## Apply what you read
1. In the passage on the Brimstones and Buckthorn Campaign, why does the campaign plant Buckthorn shrubs? Answer in one to three sentences.
2. Write out the part of the passage on the Brimstones and Buckthorn Campaign starting at "In 2013 the" and ending at "Living Landscapes Coordinator.".
3. Continue the passage on the Brimstones and Buckthorn Campaign from where it stops.

## Document section
* * *
The Blackwater Estuary is a key Living Landscape area within Essex. Through this Living Landscape and in partnership with Maldon District Council and Butterfly Conservation, Essex Wildlife Trust is taking forwards the Brimstones and Buckthorn Campaign. This aims to create “corridors” through strategic planting of Buckthorn plants, to allow existing Brimstone populations to expand into the District’s gardens, parks, and allotments. Buckthorn shrubs are the sole food plant of the Brimstone butterfly.
In 2013 the partnership launched Phase I of the Campaign, planting 200 shrubs throughout Maldon District, mainly on community owned land. A more extensive Phase II was planned for winter 2014/15, which involved making free Buckthorn plants available to interested private householders and landowners in the Maldon area. For more information about the project please contact Emma Brogden, Living Landscapes Coordinator.
* * *
Document structure recognition data:
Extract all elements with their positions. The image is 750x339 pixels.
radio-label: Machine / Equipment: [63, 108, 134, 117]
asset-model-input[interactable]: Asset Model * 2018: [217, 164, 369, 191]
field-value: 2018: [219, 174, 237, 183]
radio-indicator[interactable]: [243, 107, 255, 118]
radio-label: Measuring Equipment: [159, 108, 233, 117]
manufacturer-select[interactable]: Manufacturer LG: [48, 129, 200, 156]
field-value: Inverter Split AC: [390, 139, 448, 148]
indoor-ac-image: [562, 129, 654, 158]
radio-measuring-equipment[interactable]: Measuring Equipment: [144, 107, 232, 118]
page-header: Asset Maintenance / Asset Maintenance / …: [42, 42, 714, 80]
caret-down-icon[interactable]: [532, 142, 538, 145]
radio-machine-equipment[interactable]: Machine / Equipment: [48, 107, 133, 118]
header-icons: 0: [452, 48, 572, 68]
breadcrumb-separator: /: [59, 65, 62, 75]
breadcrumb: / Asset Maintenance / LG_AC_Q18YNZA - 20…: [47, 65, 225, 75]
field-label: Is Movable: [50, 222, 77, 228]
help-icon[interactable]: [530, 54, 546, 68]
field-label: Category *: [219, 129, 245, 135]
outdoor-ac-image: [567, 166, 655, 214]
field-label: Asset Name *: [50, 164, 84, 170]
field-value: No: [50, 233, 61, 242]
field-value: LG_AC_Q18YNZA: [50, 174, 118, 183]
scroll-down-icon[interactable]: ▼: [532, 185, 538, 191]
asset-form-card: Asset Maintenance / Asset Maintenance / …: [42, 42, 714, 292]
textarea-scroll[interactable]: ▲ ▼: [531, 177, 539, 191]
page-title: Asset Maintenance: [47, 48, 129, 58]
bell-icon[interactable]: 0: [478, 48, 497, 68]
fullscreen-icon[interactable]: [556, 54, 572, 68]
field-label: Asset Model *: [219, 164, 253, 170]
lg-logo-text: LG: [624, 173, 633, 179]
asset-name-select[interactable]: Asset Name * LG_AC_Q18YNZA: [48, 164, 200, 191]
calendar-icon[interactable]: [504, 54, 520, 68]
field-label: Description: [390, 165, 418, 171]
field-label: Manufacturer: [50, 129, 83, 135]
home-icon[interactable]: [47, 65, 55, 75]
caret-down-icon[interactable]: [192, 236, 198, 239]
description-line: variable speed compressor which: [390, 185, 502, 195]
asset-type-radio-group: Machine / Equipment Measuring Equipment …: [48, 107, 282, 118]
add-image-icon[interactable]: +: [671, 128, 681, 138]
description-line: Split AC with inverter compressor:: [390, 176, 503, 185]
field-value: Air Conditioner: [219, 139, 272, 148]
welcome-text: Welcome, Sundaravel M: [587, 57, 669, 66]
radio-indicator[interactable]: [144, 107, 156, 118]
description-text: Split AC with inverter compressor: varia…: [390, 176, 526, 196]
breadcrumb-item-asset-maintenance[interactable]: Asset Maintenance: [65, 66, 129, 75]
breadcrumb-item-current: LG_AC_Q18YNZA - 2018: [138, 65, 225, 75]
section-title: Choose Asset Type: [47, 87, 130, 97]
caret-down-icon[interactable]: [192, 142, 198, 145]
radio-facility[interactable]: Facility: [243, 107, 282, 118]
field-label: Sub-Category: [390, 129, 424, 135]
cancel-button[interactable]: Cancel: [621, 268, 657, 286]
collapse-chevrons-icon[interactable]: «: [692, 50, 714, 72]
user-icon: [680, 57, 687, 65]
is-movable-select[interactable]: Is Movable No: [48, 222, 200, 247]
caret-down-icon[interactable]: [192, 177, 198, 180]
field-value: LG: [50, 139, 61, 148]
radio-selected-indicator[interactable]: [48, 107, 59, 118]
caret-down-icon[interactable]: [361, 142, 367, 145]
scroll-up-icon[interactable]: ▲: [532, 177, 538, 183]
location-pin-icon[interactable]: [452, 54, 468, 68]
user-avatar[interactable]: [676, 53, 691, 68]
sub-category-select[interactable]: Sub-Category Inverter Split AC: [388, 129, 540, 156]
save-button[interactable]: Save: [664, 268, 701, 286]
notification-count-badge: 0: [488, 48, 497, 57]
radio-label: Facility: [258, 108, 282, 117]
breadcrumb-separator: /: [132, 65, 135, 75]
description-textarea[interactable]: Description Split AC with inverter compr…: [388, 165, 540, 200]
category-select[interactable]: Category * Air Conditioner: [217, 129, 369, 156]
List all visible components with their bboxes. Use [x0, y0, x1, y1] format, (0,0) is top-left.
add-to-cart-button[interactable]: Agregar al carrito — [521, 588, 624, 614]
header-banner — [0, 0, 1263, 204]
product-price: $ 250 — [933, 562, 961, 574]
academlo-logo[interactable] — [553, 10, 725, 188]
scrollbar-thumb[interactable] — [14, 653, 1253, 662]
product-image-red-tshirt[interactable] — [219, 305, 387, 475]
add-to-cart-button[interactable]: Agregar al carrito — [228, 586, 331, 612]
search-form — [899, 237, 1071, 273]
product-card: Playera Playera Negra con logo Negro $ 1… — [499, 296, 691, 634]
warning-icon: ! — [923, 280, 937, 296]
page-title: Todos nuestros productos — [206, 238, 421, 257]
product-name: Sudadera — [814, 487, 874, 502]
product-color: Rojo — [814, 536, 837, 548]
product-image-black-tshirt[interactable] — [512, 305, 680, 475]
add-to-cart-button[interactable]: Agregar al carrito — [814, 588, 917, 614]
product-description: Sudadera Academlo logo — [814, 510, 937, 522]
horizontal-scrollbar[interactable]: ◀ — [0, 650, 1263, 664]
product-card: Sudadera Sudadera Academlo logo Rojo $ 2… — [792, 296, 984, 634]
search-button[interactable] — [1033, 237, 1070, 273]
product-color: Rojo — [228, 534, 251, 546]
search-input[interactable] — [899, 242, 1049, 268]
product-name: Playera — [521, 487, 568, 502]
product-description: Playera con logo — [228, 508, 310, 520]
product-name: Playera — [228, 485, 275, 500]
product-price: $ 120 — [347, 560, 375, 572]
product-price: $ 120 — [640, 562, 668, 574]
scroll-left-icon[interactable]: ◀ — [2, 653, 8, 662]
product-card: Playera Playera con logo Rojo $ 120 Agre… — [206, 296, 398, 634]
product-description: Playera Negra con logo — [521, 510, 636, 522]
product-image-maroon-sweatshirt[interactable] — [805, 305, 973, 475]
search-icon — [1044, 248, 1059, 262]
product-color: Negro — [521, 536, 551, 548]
* * *
## Answers for each item
1. The campaign plants Buckthorn to create "corridors" that let existing Brimstone populations expand into the District's gardens, parks, and allotments. Buckthorn shrubs are the only food plant of the Brimstone butterfly.

2.
In 2013 the partnership launched Phase I of the Campaign, planting 200 shrubs throughout Maldon District, mainly on community owned land. A more extensive Phase II was planned for winter 2014/15, which involved making free Buckthorn plants available to interested private householders and landowners in the Maldon area. For more information about the project please contact Emma Brogden, Living Landscapes Coordinator.

3.
5 Fascinating Facts about Brimstones and Buckthorn:
- Brimstones are probably the longest lived of all the British butterflies since adults can survive over a year.
- It is one of the earliest butterflies to be seen each year. The newly hatched summer adult will feed, then hibernate in dense Ivy, Bramble or other dense cover, and often emerge in February or March.
- The caterpillars are remarkably well camouflaged among buckthorn leaves - adaptation to their environment.
- Possibly where the word butterfly originated from, “butter-coloured fly”, due to its yellow colouration.
- Buckthorn was once used to make fine charcoal for gunpowder.